#### [Instructions]
1. List every everyday example in the final post of the forum thread on entropy generation that is said to increase or decrease entropy, and say which direction each one goes.
2. Reproduce the part of the forum thread on entropy generation that opens with the words containing "Now, this can" and closes with "Carpe diem!".
3. Carry on the forum thread about entropy generation from the point where it stops.

#### [Source document]
This, BTW, is why kernel entropy is soo useful, because the kernel just gets all this entropy for free.
avcado wrote: Wed Nov 27, 2024 6:20 pm My questions are:
  • How does one "feed" this into the computer?
  • What do I use with the entropy once I add it into the entropy pool?
One simple idea (that will have intolerable speed and CPU usage) is to just use a cryptographic hash algorithm. Those have the property of compression; you can add as much data as you want and you still only get a single hash out. They also have the property of entropy distribution; the output is as entropic as the input, until the entropy is as big as the hash. Then it can't rise further.

Notice that due to physics, entropy doesn't go down. This is one thing that things like /dev/random on Linux get wrong. Entropy only ever increases.

Anyway, what you can do with this idea is

Code: Select all

static unsigned char entropy_pool[SHA256_HASH_SIZE];
void add_in_entropy(const void *data, size_t len) {
  sha256_ctx ctx;
  sha256_init(&ctx);
  sha256_add_bytes(&ctx, entropy_pool, sizeof entropy_pool);
  sha256_add_bytes(&ctx, data, len);
  sha_256_finalize(&ctx, entropy_pool);
}
Now you have a block of data that gets ever more random, the more unpredicable stuff is mixed in.

Now, when the user is requesting random data, you can deliver an infinite stream, but you must use feedback.

Code: Select all

void get_entropy(void *data, size_t len) {
  unsigned char buf[SHA256_HASH_SIZE];
  while (len) {
    sha256_ctx ctx;
    sha256_init(&ctx);
    sha256_add_bytes(&ctx, entropy_pool, sizeof entropy_pool);
    sha256_finalize(&ctx, buf);
    add_in_entropy(buf, sizeof buf);
    size_t tlen = MIN(len, sizeof buf);
    memcpy(data, buf, tlen);
    data = (char *)data + tlen;
    len -= tlen;
  }
}
This protects the entropy pool from being observed. The entropy pool is your only source of randomness, and you don't want it to become known. This is the second reason why you want this stuff in the kernel, so it is difficult to spy on from userspace. And the feedback mechanism hides the hash block size; otherwise the data would start repeating at some point.

Now, this can be optimized: For add_in_entropy(), you don't actually need a cryptographic hashing function. You can use a non-cryptographic one, because in that case you don't need the trap-door property. You do need it in get_entropy().

Anyway, this is basically my rant about why you need this stuff in or close to the kernel. In userland, you just don't get this data, unless you get the kernel to feed you the data.
Carpe diem!
cardboardaardvark
Posts: 20
Joined: Mon Nov 18, 2024 10:06 pm

Re: Userland entropy generation + How to use it?

Post by cardboardaardvark »

Entropy is the opposite of order. The concept as a whole is rather fascinating. Our whole life is a struggle where we try to decrease the entropy we have to live with while the universe constantly increases the entropy around us. When you make your bed you decrease it's entropy. When you wake up and kick the sheets off you increase it's entropy. If you get a cut that's an increase in entropy. As you heal your body is decreasing it's entropy.

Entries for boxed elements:

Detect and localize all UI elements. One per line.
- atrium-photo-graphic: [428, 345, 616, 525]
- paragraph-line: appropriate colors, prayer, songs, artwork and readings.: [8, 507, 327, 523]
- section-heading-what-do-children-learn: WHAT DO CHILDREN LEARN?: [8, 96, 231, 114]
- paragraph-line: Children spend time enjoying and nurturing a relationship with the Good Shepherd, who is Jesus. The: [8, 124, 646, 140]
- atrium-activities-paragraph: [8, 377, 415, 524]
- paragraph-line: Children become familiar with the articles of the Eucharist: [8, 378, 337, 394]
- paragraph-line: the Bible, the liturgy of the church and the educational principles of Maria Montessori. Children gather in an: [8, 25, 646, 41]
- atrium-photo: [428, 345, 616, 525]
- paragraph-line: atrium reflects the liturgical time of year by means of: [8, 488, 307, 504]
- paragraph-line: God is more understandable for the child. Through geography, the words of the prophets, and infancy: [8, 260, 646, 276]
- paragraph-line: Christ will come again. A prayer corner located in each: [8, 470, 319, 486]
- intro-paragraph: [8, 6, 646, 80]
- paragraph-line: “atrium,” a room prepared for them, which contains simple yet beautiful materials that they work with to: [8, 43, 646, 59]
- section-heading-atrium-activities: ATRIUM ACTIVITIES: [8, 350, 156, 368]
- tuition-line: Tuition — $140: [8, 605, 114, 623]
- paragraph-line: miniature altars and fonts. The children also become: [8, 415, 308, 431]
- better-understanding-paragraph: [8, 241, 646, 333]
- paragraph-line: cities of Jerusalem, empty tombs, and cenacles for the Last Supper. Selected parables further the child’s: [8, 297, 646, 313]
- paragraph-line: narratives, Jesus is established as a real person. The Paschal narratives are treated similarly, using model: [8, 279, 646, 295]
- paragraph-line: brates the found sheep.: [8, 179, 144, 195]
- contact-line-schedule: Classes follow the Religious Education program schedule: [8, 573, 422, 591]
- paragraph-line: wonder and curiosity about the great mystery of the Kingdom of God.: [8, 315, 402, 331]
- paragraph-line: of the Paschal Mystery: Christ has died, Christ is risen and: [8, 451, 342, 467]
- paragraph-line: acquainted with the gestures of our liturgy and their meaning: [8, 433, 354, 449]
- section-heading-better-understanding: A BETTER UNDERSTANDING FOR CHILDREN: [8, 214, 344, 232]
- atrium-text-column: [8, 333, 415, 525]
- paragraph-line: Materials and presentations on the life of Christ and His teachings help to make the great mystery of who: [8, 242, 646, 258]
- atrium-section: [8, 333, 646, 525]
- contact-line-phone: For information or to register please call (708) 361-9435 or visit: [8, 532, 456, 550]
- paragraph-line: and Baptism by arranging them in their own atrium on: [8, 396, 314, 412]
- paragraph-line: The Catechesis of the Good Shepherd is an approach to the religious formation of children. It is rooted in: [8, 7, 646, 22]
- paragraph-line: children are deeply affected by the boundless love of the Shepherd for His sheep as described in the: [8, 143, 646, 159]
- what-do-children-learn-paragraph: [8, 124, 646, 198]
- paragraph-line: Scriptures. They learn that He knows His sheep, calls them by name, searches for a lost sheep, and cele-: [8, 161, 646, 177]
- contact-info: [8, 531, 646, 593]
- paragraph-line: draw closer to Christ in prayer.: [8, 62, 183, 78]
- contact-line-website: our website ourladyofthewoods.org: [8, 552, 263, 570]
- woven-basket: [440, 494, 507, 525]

#### [Answers for this exercise]
1.
Making your bed: decreases entropy
Waking up and kicking the sheets off: increases entropy
Getting a cut: increases entropy
Healing: the body decreases its entropy

2.
Now, this can be optimized: For add_in_entropy(), you don't actually need a cryptographic hashing function. You can use a non-cryptographic one, because in that case you don't need the trap-door property. You do need it in get_entropy().

Anyway, this is basically my rant about why you need this stuff in or close to the kernel. In userland, you just don't get this data, unless you get the kernel to feed you the data.
Carpe diem!

3.
In the domain you are asking about here, random numbers, entropy is considered a measurement of the magnitude of lack of order. For certain applications, such as generating a random number to use as part of a cryptographic key, you want the most entropy you can get. If your random number generator has a low entropy output and some attacker knows this then can reduce the space they have to search to guess the basis for your cryptographic key. That is bad.
avcado wrote: Wed Nov 27, 2024 6:20 pm Is this what "entropy" everyone talks about?
You are on the right track but strictly no. Entropy in this context reefers to the quality of the randomness. You'll find it qualified as "low entropy" and "high entropy." When feeding your entropy pool you want to give it the highest entropy data you can. Though a good quality algorithm can make use of even low entropy data as any entropy can be used to increase the entropy in the pool.
How does one "feed" this into the computer?
You get data, all of which will have some amount of entropy varying from zero to a lot, and you feed it to the entropy pool algorithm.

Code: Select all

const char *low_entropy = "                                                       ";
const char *bit_higher_entropy = "lkjfeakhjfeahfehafhjeak;jfejafaj";
There is basically no entropy at all in low_entropy. I mashed on my keyboard for the bit_higher_entropy. The point is though that the data has some amount of entropy associated with it. On a Linux box:

Code: Select all

echo fjelajklfjea | sudo cat > /dev/random
Just ever so slightly increased the entropy in the kernel's pool. You used to be able to cat /dev/audio on a Linux box and see the stream of PCM coming out of your sound card. If you had a microphone hooked up to your computer and did that in a quiet room you would see a fairly consistent stream of bytes coming out. This is very low entropy. If you hummed a constant tone into your microphone you'd see the data varying but that it also has a very easy to see pattern. This is higher entropy but not great entropy. If you grabbed a washboard and a spoon and rubbed the spoon on the washboard it would get harder to see the patterns. This is better entropy.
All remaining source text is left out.